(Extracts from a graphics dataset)
>> Begin

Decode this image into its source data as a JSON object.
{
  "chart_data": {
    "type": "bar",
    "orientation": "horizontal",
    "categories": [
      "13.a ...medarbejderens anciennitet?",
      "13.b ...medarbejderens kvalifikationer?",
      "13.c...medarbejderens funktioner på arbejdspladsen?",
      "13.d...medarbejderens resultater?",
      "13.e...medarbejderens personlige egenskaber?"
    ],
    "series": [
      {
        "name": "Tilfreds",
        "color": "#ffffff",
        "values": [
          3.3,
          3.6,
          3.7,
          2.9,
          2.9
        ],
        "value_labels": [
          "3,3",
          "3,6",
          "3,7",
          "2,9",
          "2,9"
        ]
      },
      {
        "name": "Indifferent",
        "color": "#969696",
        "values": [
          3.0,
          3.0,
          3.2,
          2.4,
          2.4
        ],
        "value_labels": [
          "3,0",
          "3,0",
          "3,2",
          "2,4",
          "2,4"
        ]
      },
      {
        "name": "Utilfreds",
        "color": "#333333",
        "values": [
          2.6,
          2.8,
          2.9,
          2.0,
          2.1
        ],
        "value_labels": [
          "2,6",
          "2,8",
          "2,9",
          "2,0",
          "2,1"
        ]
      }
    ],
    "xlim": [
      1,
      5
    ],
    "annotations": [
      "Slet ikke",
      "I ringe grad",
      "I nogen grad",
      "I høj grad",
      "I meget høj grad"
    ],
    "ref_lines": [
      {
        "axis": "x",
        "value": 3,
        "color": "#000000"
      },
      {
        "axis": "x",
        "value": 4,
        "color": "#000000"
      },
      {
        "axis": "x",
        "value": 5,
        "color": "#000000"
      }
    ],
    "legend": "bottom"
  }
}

>> End

● **Given exercise**
Faithfully reproduce all of the records, character for character.

● **Exercise answer**
Decode this image into its source data as a JSON object.
{
  "chart_data": {
    "type": "bar",
    "orientation": "horizontal",
    "categories": [
      "13.a ...medarbejderens anciennitet?",
      "13.b ...medarbejderens kvalifikationer?",
      "13.c...medarbejderens funktioner på arbejdspladsen?",
      "13.d...medarbejderens resultater?",
      "13.e...medarbejderens personlige egenskaber?"
    ],
    "series": [
      {
        "name": "Tilfreds",
        "color": "#ffffff",
        "values": [
          3.3,
          3.6,
          3.7,
          2.9,
          2.9
        ],
        "value_labels": [
          "3,3",
          "3,6",
          "3,7",
          "2,9",
          "2,9"
        ]
      },
      {
        "name": "Indifferent",
        "color": "#969696",
        "values": [
          3.0,
          3.0,
          3.2,
          2.4,
          2.4
        ],
        "value_labels": [
          "3,0",
          "3,0",
          "3,2",
          "2,4",
          "2,4"
        ]
      },
      {
        "name": "Utilfreds",
        "color": "#333333",
        "values": [
          2.6,
          2.8,
          2.9,
          2.0,
          2.1
        ],
        "value_labels": [
          "2,6",
          "2,8",
          "2,9",
          "2,0",
          "2,1"
        ]
      }
    ],
    "xlim": [
      1,
      5
    ],
    "annotations": [
      "Slet ikke",
      "I ringe grad",
      "I nogen grad",
      "I høj grad",
      "I meget høj grad"
    ],
    "ref_lines": [
      {
        "axis": "x",
        "value": 3,
        "color": "#000000"
      },
      {
        "axis": "x",
        "value": 4,
        "color": "#000000"
      },
      {
        "axis": "x",
        "value": 5,
        "color": "#000000"
      }
    ],
    "legend": "bottom"
  }
}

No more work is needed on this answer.